» Exercise requirements: Repeat the records below exactly.

=== Raw data ===

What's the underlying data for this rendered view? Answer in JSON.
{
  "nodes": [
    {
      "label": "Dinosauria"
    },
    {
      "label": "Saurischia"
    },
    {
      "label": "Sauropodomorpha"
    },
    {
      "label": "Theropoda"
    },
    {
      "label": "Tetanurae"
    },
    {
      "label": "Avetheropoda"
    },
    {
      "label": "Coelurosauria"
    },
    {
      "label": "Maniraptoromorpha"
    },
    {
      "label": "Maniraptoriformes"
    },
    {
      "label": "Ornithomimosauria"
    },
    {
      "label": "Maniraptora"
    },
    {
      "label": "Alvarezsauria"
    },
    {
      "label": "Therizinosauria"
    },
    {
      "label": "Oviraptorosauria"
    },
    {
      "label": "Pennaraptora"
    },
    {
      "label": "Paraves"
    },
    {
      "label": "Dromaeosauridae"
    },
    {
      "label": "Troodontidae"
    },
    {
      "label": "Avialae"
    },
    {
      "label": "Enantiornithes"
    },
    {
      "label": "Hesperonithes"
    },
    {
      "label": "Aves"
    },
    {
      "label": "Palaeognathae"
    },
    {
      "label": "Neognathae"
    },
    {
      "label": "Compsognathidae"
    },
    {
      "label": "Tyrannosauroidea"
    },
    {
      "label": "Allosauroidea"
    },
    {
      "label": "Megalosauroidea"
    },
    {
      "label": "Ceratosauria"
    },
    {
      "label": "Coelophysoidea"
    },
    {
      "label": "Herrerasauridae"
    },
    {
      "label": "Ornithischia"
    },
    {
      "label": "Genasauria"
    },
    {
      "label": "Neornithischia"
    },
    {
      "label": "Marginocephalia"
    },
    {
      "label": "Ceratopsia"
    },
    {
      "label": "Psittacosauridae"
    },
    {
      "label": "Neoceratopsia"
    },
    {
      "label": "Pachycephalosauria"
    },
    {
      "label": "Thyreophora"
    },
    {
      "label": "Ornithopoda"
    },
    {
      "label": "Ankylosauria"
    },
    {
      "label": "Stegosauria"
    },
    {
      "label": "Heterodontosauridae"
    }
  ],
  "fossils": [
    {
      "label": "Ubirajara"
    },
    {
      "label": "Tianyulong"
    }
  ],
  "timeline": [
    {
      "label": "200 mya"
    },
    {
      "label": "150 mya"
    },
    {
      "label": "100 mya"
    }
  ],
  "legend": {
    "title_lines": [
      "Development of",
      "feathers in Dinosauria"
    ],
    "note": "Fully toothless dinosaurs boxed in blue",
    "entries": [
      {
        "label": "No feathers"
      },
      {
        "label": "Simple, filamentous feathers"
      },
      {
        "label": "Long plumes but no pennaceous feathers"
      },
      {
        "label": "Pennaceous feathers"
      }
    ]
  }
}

===

» Exercise output:
What's the underlying data for this rendered view? Answer in JSON.
{
  "nodes": [
    {
      "label": "Dinosauria"
    },
    {
      "label": "Saurischia"
    },
    {
      "label": "Sauropodomorpha"
    },
    {
      "label": "Theropoda"
    },
    {
      "label": "Tetanurae"
    },
    {
      "label": "Avetheropoda"
    },
    {
      "label": "Coelurosauria"
    },
    {
      "label": "Maniraptoromorpha"
    },
    {
      "label": "Maniraptoriformes"
    },
    {
      "label": "Ornithomimosauria"
    },
    {
      "label": "Maniraptora"
    },
    {
      "label": "Alvarezsauria"
    },
    {
      "label": "Therizinosauria"
    },
    {
      "label": "Oviraptorosauria"
    },
    {
      "label": "Pennaraptora"
    },
    {
      "label": "Paraves"
    },
    {
      "label": "Dromaeosauridae"
    },
    {
      "label": "Troodontidae"
    },
    {
      "label": "Avialae"
    },
    {
      "label": "Enantiornithes"
    },
    {
      "label": "Hesperonithes"
    },
    {
      "label": "Aves"
    },
    {
      "label": "Palaeognathae"
    },
    {
      "label": "Neognathae"
    },
    {
      "label": "Compsognathidae"
    },
    {
      "label": "Tyrannosauroidea"
    },
    {
      "label": "Allosauroidea"
    },
    {
      "label": "Megalosauroidea"
    },
    {
      "label": "Ceratosauria"
    },
    {
      "label": "Coelophysoidea"
    },
    {
      "label": "Herrerasauridae"
    },
    {
      "label": "Ornithischia"
    },
    {
      "label": "Genasauria"
    },
    {
      "label": "Neornithischia"
    },
    {
      "label": "Marginocephalia"
    },
    {
      "label": "Ceratopsia"
    },
    {
      "label": "Psittacosauridae"
    },
    {
      "label": "Neoceratopsia"
    },
    {
      "label": "Pachycephalosauria"
    },
    {
      "label": "Thyreophora"
    },
    {
      "label": "Ornithopoda"
    },
    {
      "label": "Ankylosauria"
    },
    {
      "label": "Stegosauria"
    },
    {
      "label": "Heterodontosauridae"
    }
  ],
  "fossils": [
    {
      "label": "Ubirajara"
    },
    {
      "label": "Tianyulong"
    }
  ],
  "timeline": [
    {
      "label": "200 mya"
    },
    {
      "label": "150 mya"
    },
    {
      "label": "100 mya"
    }
  ],
  "legend": {
    "title_lines": [
      "Development of",
      "feathers in Dinosauria"
    ],
    "note": "Fully toothless dinosaurs boxed in blue",
    "entries": [
      {
        "label": "No feathers"
      },
      {
        "label": "Simple, filamentous feathers"
      },
      {
        "label": "Long plumes but no pennaceous feathers"
      },
      {
        "label": "Pennaceous feathers"
      }
    ]
  }
}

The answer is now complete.